>> Begin LISTED RECORDS

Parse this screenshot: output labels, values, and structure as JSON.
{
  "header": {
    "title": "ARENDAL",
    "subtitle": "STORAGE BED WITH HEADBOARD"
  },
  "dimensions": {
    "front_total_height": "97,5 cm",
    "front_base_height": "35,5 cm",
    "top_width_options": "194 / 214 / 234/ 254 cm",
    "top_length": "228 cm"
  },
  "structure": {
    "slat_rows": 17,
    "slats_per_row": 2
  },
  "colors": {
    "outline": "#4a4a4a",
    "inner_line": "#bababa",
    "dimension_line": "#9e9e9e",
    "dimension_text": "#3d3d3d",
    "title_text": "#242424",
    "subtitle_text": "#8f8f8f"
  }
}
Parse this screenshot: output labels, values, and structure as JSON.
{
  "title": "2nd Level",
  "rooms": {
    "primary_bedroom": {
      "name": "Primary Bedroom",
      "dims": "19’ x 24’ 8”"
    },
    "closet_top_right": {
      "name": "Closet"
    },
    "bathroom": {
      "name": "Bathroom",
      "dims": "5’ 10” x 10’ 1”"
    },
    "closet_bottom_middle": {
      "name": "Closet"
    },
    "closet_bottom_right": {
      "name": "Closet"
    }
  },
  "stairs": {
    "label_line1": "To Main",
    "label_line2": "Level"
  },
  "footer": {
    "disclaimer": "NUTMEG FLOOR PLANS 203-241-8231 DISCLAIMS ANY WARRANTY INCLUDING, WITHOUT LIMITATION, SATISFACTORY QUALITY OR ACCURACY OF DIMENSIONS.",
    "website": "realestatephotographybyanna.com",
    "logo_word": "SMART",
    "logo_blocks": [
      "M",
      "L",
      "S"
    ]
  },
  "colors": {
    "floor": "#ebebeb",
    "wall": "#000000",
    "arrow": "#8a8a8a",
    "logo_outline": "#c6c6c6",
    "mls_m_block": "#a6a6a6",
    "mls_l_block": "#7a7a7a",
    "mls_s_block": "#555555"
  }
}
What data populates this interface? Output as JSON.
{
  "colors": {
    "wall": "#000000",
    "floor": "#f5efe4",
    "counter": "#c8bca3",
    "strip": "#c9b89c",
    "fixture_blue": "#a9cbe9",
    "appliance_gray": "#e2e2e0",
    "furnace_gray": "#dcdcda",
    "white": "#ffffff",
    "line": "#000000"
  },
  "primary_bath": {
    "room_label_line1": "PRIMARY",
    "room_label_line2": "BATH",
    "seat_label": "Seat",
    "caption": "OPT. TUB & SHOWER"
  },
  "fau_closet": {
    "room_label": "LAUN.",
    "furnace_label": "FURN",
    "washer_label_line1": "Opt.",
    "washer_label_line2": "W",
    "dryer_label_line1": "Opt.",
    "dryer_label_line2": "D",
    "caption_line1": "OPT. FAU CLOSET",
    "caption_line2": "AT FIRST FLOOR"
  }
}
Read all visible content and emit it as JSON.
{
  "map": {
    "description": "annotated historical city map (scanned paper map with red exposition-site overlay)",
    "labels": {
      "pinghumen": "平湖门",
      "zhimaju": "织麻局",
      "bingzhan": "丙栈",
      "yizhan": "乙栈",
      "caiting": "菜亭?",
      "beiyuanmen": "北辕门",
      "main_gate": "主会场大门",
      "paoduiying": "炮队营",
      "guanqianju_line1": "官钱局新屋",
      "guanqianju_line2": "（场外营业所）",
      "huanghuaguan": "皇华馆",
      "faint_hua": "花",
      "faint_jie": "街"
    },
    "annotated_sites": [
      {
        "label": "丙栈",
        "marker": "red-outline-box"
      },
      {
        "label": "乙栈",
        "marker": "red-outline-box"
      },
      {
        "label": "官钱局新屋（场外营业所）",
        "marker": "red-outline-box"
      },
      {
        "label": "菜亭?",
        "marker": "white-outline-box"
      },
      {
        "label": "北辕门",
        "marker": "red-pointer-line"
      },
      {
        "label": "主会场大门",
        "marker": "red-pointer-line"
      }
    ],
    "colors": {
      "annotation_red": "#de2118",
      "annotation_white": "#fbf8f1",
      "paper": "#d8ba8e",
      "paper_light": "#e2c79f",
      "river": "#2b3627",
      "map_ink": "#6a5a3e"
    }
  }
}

>> End LISTED RECORDS

PROBLEM TO WORK ON
Output every record above exactly as it appears.

TASK RESULT
Parse this screenshot: output labels, values, and structure as JSON.
{
  "header": {
    "title": "ARENDAL",
    "subtitle": "STORAGE BED WITH HEADBOARD"
  },
  "dimensions": {
    "front_total_height": "97,5 cm",
    "front_base_height": "35,5 cm",
    "top_width_options": "194 / 214 / 234/ 254 cm",
    "top_length": "228 cm"
  },
  "structure": {
    "slat_rows": 17,
    "slats_per_row": 2
  },
  "colors": {
    "outline": "#4a4a4a",
    "inner_line": "#bababa",
    "dimension_line": "#9e9e9e",
    "dimension_text": "#3d3d3d",
    "title_text": "#242424",
    "subtitle_text": "#8f8f8f"
  }
}
Parse this screenshot: output labels, values, and structure as JSON.
{
  "title": "2nd Level",
  "rooms": {
    "primary_bedroom": {
      "name": "Primary Bedroom",
      "dims": "19’ x 24’ 8”"
    },
    "closet_top_right": {
      "name": "Closet"
    },
    "bathroom": {
      "name": "Bathroom",
      "dims": "5’ 10” x 10’ 1”"
    },
    "closet_bottom_middle": {
      "name": "Closet"
    },
    "closet_bottom_right": {
      "name": "Closet"
    }
  },
  "stairs": {
    "label_line1": "To Main",
    "label_line2": "Level"
  },
  "footer": {
    "disclaimer": "NUTMEG FLOOR PLANS 203-241-8231 DISCLAIMS ANY WARRANTY INCLUDING, WITHOUT LIMITATION, SATISFACTORY QUALITY OR ACCURACY OF DIMENSIONS.",
    "website": "realestatephotographybyanna.com",
    "logo_word": "SMART",
    "logo_blocks": [
      "M",
      "L",
      "S"
    ]
  },
  "colors": {
    "floor": "#ebebeb",
    "wall": "#000000",
    "arrow": "#8a8a8a",
    "logo_outline": "#c6c6c6",
    "mls_m_block": "#a6a6a6",
    "mls_l_block": "#7a7a7a",
    "mls_s_block": "#555555"
  }
}
What data populates this interface? Output as JSON.
{
  "colors": {
    "wall": "#000000",
    "floor": "#f5efe4",
    "counter": "#c8bca3",
    "strip": "#c9b89c",
    "fixture_blue": "#a9cbe9",
    "appliance_gray": "#e2e2e0",
    "furnace_gray": "#dcdcda",
    "white": "#ffffff",
    "line": "#000000"
  },
  "primary_bath": {
    "room_label_line1": "PRIMARY",
    "room_label_line2": "BATH",
    "seat_label": "Seat",
    "caption": "OPT. TUB & SHOWER"
  },
  "fau_closet": {
    "room_label": "LAUN.",
    "furnace_label": "FURN",
    "washer_label_line1": "Opt.",
    "washer_label_line2": "W",
    "dryer_label_line1": "Opt.",
    "dryer_label_line2": "D",
    "caption_line1": "OPT. FAU CLOSET",
    "caption_line2": "AT FIRST FLOOR"
  }
}
Read all visible content and emit it as JSON.
{
  "map": {
    "description": "annotated historical city map (scanned paper map with red exposition-site overlay)",
    "labels": {
      "pinghumen": "平湖门",
      "zhimaju": "织麻局",
      "bingzhan": "丙栈",
      "yizhan": "乙栈",
      "caiting": "菜亭?",
      "beiyuanmen": "北辕门",
      "main_gate": "主会场大门",
      "paoduiying": "炮队营",
      "guanqianju_line1": "官钱局新屋",
      "guanqianju_line2": "（场外营业所）",
      "huanghuaguan": "皇华馆",
      "faint_hua": "花",
      "faint_jie": "街"
    },
    "annotated_sites": [
      {
        "label": "丙栈",
        "marker": "red-outline-box"
      },
      {
        "label": "乙栈",
        "marker": "red-outline-box"
      },
      {
        "label": "官钱局新屋（场外营业所）",
        "marker": "red-outline-box"
      },
      {
        "label": "菜亭?",
        "marker": "white-outline-box"
      },
      {
        "label": "北辕门",
        "marker": "red-pointer-line"
      },
      {
        "label": "主会场大门",
        "marker": "red-pointer-line"
      }
    ],
    "colors": {
      "annotation_red": "#de2118",
      "annotation_white": "#fbf8f1",
      "paper": "#d8ba8e",
      "paper_light": "#e2c79f",
      "river": "#2b3627",
      "map_ink": "#6a5a3e"
    }
  }
}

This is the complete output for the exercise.